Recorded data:
────────
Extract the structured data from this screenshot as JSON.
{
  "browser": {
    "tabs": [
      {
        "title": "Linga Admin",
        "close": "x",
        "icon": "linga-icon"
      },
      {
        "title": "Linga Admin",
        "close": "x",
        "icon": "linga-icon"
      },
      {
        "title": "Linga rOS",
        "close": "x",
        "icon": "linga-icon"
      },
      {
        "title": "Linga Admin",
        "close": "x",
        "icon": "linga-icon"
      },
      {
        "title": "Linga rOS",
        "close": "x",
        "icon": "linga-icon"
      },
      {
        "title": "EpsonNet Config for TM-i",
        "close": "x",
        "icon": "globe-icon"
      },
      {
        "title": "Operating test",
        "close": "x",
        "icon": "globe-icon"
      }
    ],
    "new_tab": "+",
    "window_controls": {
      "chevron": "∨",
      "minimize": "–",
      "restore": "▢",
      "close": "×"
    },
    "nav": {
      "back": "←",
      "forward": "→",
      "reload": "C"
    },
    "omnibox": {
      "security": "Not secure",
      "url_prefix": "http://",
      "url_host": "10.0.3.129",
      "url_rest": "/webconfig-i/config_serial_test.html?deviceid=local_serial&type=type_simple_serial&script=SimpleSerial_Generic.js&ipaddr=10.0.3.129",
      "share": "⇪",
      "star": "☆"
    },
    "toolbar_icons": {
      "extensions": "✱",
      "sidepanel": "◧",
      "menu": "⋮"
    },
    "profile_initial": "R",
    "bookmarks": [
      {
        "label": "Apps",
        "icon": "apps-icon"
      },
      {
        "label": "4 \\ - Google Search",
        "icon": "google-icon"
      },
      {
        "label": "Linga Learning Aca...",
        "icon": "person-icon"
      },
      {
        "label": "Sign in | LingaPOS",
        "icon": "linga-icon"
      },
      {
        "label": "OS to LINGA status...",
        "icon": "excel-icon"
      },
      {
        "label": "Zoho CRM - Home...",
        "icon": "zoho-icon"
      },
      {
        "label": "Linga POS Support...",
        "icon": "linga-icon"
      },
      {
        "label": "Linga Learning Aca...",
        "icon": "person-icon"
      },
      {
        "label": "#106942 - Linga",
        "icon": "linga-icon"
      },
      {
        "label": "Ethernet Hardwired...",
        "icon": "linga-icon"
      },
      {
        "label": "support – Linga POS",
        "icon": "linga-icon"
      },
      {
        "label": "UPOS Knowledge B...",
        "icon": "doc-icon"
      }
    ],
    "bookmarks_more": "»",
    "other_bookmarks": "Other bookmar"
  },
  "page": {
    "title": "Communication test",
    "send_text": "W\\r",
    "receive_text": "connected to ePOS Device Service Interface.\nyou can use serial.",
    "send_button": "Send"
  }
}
────────
● What is asked
Return each line of the records above exactly as it reads.

● Output
Extract the structured data from this screenshot as JSON.
{
  "browser": {
    "tabs": [
      {
        "title": "Linga Admin",
        "close": "x",
        "icon": "linga-icon"
      },
      {
        "title": "Linga Admin",
        "close": "x",
        "icon": "linga-icon"
      },
      {
        "title": "Linga rOS",
        "close": "x",
        "icon": "linga-icon"
      },
      {
        "title": "Linga Admin",
        "close": "x",
        "icon": "linga-icon"
      },
      {
        "title": "Linga rOS",
        "close": "x",
        "icon": "linga-icon"
      },
      {
        "title": "EpsonNet Config for TM-i",
        "close": "x",
        "icon": "globe-icon"
      },
      {
        "title": "Operating test",
        "close": "x",
        "icon": "globe-icon"
      }
    ],
    "new_tab": "+",
    "window_controls": {
      "chevron": "∨",
      "minimize": "–",
      "restore": "▢",
      "close": "×"
    },
    "nav": {
      "back": "←",
      "forward": "→",
      "reload": "C"
    },
    "omnibox": {
      "security": "Not secure",
      "url_prefix": "http://",
      "url_host": "10.0.3.129",
      "url_rest": "/webconfig-i/config_serial_test.html?deviceid=local_serial&type=type_simple_serial&script=SimpleSerial_Generic.js&ipaddr=10.0.3.129",
      "share": "⇪",
      "star": "☆"
    },
    "toolbar_icons": {
      "extensions": "✱",
      "sidepanel": "◧",
      "menu": "⋮"
    },
    "profile_initial": "R",
    "bookmarks": [
      {
        "label": "Apps",
        "icon": "apps-icon"
      },
      {
        "label": "4 \\ - Google Search",
        "icon": "google-icon"
      },
      {
        "label": "Linga Learning Aca...",
        "icon": "person-icon"
      },
      {
        "label": "Sign in | LingaPOS",
        "icon": "linga-icon"
      },
      {
        "label": "OS to LINGA status...",
        "icon": "excel-icon"
      },
      {
        "label": "Zoho CRM - Home...",
        "icon": "zoho-icon"
      },
      {
        "label": "Linga POS Support...",
        "icon": "linga-icon"
      },
      {
        "label": "Linga Learning Aca...",
        "icon": "person-icon"
      },
      {
        "label": "#106942 - Linga",
        "icon": "linga-icon"
      },
      {
        "label": "Ethernet Hardwired...",
        "icon": "linga-icon"
      },
      {
        "label": "support – Linga POS",
        "icon": "linga-icon"
      },
      {
        "label": "UPOS Knowledge B...",
        "icon": "doc-icon"
      }
    ],
    "bookmarks_more": "»",
    "other_bookmarks": "Other bookmar"
  },
  "page": {
    "title": "Communication test",
    "send_text": "W\\r",
    "receive_text": "connected to ePOS Device Service Interface.\nyou can use serial.",
    "send_button": "Send"
  }
}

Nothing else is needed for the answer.